» **Given request**
List each line of the data in which the string "average" appears.

====== The data

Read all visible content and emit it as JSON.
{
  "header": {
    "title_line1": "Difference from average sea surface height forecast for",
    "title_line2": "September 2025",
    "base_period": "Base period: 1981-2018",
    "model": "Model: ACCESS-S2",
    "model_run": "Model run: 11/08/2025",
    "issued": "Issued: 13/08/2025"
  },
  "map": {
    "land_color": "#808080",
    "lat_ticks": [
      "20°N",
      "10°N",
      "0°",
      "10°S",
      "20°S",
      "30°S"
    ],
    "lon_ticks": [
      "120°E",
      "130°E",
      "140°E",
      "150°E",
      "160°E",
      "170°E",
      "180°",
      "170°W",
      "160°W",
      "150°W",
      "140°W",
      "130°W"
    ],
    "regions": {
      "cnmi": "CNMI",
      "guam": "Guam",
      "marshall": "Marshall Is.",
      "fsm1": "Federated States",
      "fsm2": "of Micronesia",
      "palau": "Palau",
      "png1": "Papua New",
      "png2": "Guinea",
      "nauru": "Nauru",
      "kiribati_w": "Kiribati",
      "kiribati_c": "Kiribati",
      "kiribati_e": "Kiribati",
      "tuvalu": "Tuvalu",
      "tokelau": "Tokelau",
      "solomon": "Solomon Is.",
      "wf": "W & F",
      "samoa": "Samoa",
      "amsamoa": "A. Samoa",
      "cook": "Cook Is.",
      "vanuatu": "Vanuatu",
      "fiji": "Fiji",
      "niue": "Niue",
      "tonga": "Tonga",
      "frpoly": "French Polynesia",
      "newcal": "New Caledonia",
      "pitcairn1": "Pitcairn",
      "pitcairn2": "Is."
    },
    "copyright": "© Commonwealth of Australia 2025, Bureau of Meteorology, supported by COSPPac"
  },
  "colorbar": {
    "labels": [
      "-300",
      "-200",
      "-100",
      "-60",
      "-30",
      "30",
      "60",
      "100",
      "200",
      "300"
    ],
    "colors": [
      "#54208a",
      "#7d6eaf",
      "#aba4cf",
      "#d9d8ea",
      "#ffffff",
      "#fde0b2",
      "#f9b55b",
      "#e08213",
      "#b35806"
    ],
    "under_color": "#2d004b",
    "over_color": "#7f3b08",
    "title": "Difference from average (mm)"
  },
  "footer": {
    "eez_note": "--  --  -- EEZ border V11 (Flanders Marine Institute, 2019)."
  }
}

============

» **Result of this exercise**
    "title_line1": "Difference from average sea surface height forecast for",
    "title": "Difference from average (mm)"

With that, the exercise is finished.